**Task goal**
Keep only those lines of the records that include the string "ΛΙΘΟΤΟΜΗΣ".

━━━━━ Records to process ━━━━━

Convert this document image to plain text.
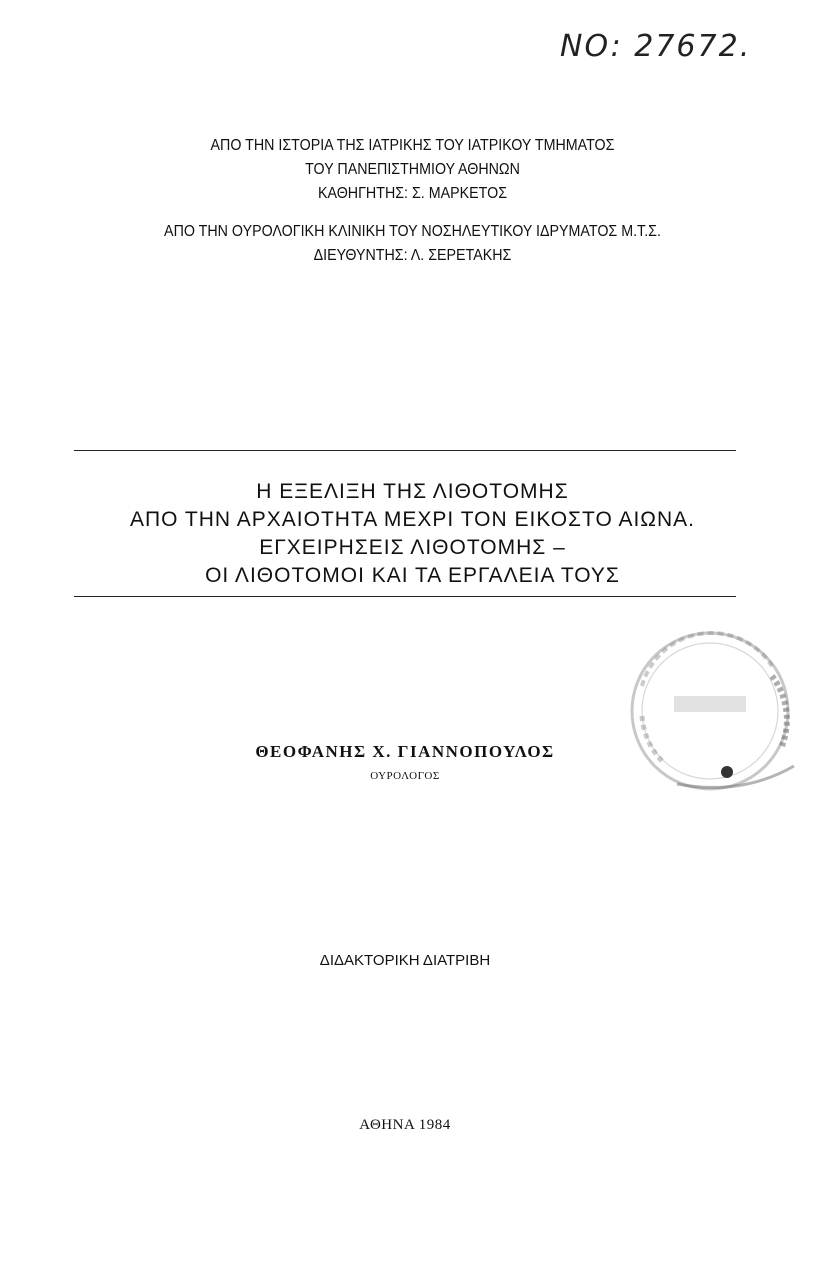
NO: 27672.
ΑΠΟ ΤΗΝ ΙΣΤΟΡΙΑ ΤΗΣ ΙΑΤΡΙΚΗΣ ΤΟΥ ΙΑΤΡΙΚΟΥ ΤΜΗΜΑΤΟΣ
ΤΟΥ ΠΑΝΕΠΙΣΤΗΜΙΟΥ ΑΘΗΝΩΝ
ΚΑΘΗΓΗΤΗΣ: Σ. ΜΑΡΚΕΤΟΣ
ΑΠΟ ΤΗΝ ΟΥΡΟΛΟΓΙΚΗ ΚΛΙΝΙΚΗ ΤΟΥ ΝΟΣΗΛΕΥΤΙΚΟΥ ΙΔΡΥΜΑΤΟΣ Μ.Τ.Σ.
ΔΙΕΥΘΥΝΤΗΣ: Λ. ΣΕΡΕΤΑΚΗΣ
Η ΕΞΕΛΙΞΗ ΤΗΣ ΛΙΘΟΤΟΜΗΣ
ΑΠΟ ΤΗΝ ΑΡΧΑΙΟΤΗΤΑ ΜΕΧΡΙ ΤΟΝ ΕΙΚΟΣΤΟ ΑΙΩΝΑ.
ΕΓΧΕΙΡΗΣΕΙΣ ΛΙΘΟΤΟΜΗΣ –
ΟΙ ΛΙΘΟΤΟΜΟΙ ΚΑΙ ΤΑ ΕΡΓΑΛΕΙΑ ΤΟΥΣ
ΘΕΟΦΑΝΗΣ Χ. ΓΙΑΝΝΟΠΟΥΛΟΣ
ΟΥΡΟΛΟΓΟΣ
ΔΙΔΑΚΤΟΡΙΚΗ ΔΙΑΤΡΙΒΗ
ΑΘΗΝΑ 1984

━━━━━

**Complete output**
Η ΕΞΕΛΙΞΗ ΤΗΣ ΛΙΘΟΤΟΜΗΣ
ΕΓΧΕΙΡΗΣΕΙΣ ΛΙΘΟΤΟΜΗΣ –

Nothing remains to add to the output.